Keep the pictures out of the copy and repeat the records exactly.
>>>>
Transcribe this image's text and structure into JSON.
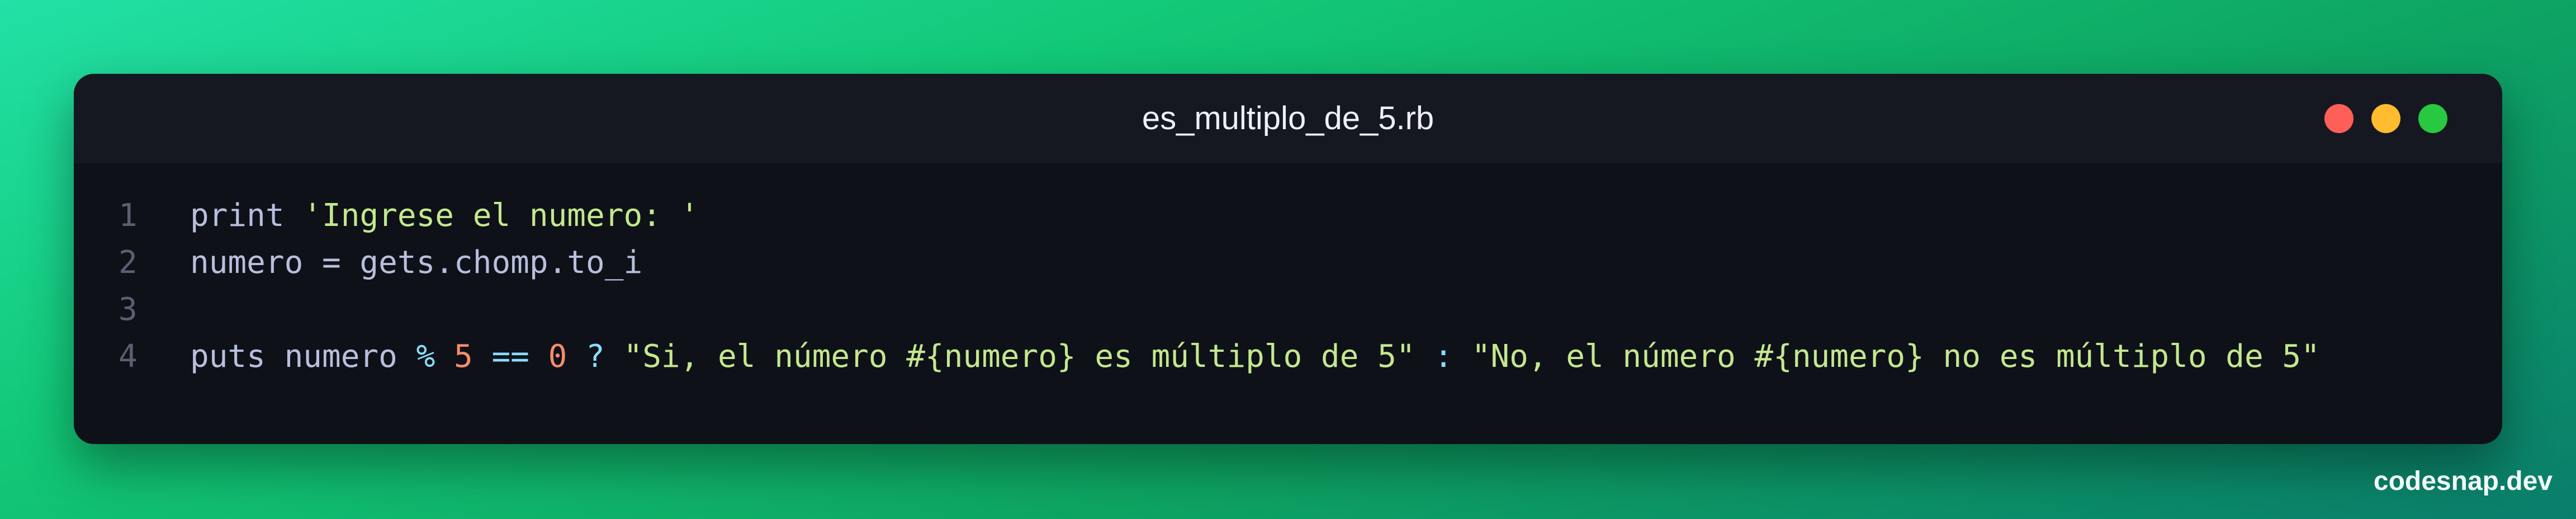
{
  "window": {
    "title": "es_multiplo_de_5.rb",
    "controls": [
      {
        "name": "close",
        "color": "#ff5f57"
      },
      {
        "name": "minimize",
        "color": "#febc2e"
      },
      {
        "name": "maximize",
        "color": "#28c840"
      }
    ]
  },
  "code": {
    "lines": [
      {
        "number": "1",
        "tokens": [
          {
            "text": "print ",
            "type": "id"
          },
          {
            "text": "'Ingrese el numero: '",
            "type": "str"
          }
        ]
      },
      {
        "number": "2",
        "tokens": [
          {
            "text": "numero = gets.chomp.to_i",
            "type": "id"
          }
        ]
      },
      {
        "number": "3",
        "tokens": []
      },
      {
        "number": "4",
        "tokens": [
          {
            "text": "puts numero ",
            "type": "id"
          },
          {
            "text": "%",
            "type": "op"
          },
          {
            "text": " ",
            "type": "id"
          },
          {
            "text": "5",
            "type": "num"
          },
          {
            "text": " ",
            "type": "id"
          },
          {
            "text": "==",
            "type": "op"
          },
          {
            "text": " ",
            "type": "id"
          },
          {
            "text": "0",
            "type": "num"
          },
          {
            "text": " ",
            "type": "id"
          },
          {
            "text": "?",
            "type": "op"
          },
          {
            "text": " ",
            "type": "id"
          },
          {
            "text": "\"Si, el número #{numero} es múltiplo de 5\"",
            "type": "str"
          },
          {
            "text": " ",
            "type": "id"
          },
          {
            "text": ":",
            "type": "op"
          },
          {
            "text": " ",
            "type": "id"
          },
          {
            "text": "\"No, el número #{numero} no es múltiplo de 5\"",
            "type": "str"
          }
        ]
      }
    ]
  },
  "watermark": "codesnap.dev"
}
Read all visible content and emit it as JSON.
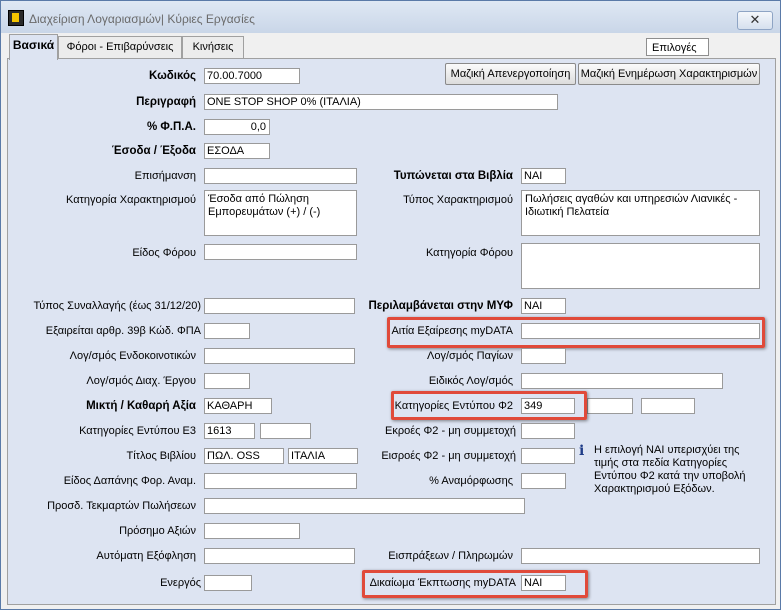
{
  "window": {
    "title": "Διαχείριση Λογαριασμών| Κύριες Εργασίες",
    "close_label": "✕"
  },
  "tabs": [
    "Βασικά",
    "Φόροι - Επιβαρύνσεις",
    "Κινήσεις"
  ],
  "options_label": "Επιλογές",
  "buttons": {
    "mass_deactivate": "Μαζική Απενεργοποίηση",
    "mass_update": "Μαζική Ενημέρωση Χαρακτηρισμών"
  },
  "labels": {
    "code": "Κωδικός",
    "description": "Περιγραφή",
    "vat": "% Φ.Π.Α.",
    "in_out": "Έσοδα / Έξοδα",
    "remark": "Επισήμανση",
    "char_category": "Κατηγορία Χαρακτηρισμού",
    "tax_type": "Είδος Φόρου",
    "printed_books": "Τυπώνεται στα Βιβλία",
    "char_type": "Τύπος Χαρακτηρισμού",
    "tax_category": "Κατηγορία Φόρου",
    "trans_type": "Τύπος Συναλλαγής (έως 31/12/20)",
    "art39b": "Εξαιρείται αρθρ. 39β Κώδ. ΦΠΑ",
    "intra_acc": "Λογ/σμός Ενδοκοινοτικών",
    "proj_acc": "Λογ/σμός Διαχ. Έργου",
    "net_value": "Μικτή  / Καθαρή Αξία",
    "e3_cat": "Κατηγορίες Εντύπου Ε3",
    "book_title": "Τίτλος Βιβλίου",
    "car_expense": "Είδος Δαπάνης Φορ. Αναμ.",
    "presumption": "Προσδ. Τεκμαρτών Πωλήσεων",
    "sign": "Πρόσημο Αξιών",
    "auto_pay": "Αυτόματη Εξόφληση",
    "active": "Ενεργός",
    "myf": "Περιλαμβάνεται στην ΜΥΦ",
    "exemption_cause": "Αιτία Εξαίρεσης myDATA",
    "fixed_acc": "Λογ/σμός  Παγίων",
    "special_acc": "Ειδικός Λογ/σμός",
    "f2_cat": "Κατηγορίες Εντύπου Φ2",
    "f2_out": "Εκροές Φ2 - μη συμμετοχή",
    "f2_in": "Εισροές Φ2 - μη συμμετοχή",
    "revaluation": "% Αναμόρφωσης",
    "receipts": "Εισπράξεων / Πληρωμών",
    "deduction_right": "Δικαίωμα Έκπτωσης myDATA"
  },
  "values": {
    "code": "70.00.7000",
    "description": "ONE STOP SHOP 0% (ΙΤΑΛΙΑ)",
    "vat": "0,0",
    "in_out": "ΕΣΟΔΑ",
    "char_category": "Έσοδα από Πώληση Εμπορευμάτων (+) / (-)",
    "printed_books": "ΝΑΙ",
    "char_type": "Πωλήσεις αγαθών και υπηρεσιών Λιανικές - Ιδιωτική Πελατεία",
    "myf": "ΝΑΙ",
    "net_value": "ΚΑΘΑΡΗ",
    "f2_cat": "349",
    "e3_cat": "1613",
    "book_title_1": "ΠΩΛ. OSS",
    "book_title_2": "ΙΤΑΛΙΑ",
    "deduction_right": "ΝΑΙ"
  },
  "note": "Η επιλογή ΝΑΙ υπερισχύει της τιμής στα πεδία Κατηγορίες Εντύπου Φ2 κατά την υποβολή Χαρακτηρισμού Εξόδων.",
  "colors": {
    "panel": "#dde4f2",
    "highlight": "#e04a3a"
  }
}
<<<<
■ Exercise solution
Transcribe this image's text and structure into JSON.
{
  "window": {
    "title": "es_multiplo_de_5.rb",
    "controls": [
      {
        "name": "close",
        "color": "#ff5f57"
      },
      {
        "name": "minimize",
        "color": "#febc2e"
      },
      {
        "name": "maximize",
        "color": "#28c840"
      }
    ]
  },
  "code": {
    "lines": [
      {
        "number": "1",
        "tokens": [
          {
            "text": "print ",
            "type": "id"
          },
          {
            "text": "'Ingrese el numero: '",
            "type": "str"
          }
        ]
      },
      {
        "number": "2",
        "tokens": [
          {
            "text": "numero = gets.chomp.to_i",
            "type": "id"
          }
        ]
      },
      {
        "number": "3",
        "tokens": []
      },
      {
        "number": "4",
        "tokens": [
          {
            "text": "puts numero ",
            "type": "id"
          },
          {
            "text": "%",
            "type": "op"
          },
          {
            "text": " ",
            "type": "id"
          },
          {
            "text": "5",
            "type": "num"
          },
          {
            "text": " ",
            "type": "id"
          },
          {
            "text": "==",
            "type": "op"
          },
          {
            "text": " ",
            "type": "id"
          },
          {
            "text": "0",
            "type": "num"
          },
          {
            "text": " ",
            "type": "id"
          },
          {
            "text": "?",
            "type": "op"
          },
          {
            "text": " ",
            "type": "id"
          },
          {
            "text": "\"Si, el número #{numero} es múltiplo de 5\"",
            "type": "str"
          },
          {
            "text": " ",
            "type": "id"
          },
          {
            "text": ":",
            "type": "op"
          },
          {
            "text": " ",
            "type": "id"
          },
          {
            "text": "\"No, el número #{numero} no es múltiplo de 5\"",
            "type": "str"
          }
        ]
      }
    ]
  },
  "watermark": "codesnap.dev"
}
Read all visible content and emit it as JSON.
{
  "window": {
    "title": "Διαχείριση Λογαριασμών| Κύριες Εργασίες",
    "close_label": "✕"
  },
  "tabs": [
    "Βασικά",
    "Φόροι - Επιβαρύνσεις",
    "Κινήσεις"
  ],
  "options_label": "Επιλογές",
  "buttons": {
    "mass_deactivate": "Μαζική Απενεργοποίηση",
    "mass_update": "Μαζική Ενημέρωση Χαρακτηρισμών"
  },
  "labels": {
    "code": "Κωδικός",
    "description": "Περιγραφή",
    "vat": "% Φ.Π.Α.",
    "in_out": "Έσοδα / Έξοδα",
    "remark": "Επισήμανση",
    "char_category": "Κατηγορία Χαρακτηρισμού",
    "tax_type": "Είδος Φόρου",
    "printed_books": "Τυπώνεται στα Βιβλία",
    "char_type": "Τύπος Χαρακτηρισμού",
    "tax_category": "Κατηγορία Φόρου",
    "trans_type": "Τύπος Συναλλαγής (έως 31/12/20)",
    "art39b": "Εξαιρείται αρθρ. 39β Κώδ. ΦΠΑ",
    "intra_acc": "Λογ/σμός Ενδοκοινοτικών",
    "proj_acc": "Λογ/σμός Διαχ. Έργου",
    "net_value": "Μικτή  / Καθαρή Αξία",
    "e3_cat": "Κατηγορίες Εντύπου Ε3",
    "book_title": "Τίτλος Βιβλίου",
    "car_expense": "Είδος Δαπάνης Φορ. Αναμ.",
    "presumption": "Προσδ. Τεκμαρτών Πωλήσεων",
    "sign": "Πρόσημο Αξιών",
    "auto_pay": "Αυτόματη Εξόφληση",
    "active": "Ενεργός",
    "myf": "Περιλαμβάνεται στην ΜΥΦ",
    "exemption_cause": "Αιτία Εξαίρεσης myDATA",
    "fixed_acc": "Λογ/σμός  Παγίων",
    "special_acc": "Ειδικός Λογ/σμός",
    "f2_cat": "Κατηγορίες Εντύπου Φ2",
    "f2_out": "Εκροές Φ2 - μη συμμετοχή",
    "f2_in": "Εισροές Φ2 - μη συμμετοχή",
    "revaluation": "% Αναμόρφωσης",
    "receipts": "Εισπράξεων / Πληρωμών",
    "deduction_right": "Δικαίωμα Έκπτωσης myDATA"
  },
  "values": {
    "code": "70.00.7000",
    "description": "ONE STOP SHOP 0% (ΙΤΑΛΙΑ)",
    "vat": "0,0",
    "in_out": "ΕΣΟΔΑ",
    "char_category": "Έσοδα από Πώληση Εμπορευμάτων (+) / (-)",
    "printed_books": "ΝΑΙ",
    "char_type": "Πωλήσεις αγαθών και υπηρεσιών Λιανικές - Ιδιωτική Πελατεία",
    "myf": "ΝΑΙ",
    "net_value": "ΚΑΘΑΡΗ",
    "f2_cat": "349",
    "e3_cat": "1613",
    "book_title_1": "ΠΩΛ. OSS",
    "book_title_2": "ΙΤΑΛΙΑ",
    "deduction_right": "ΝΑΙ"
  },
  "note": "Η επιλογή ΝΑΙ υπερισχύει της τιμής στα πεδία Κατηγορίες Εντύπου Φ2 κατά την υποβολή Χαρακτηρισμού Εξόδων.",
  "colors": {
    "panel": "#dde4f2",
    "highlight": "#e04a3a"
  }
}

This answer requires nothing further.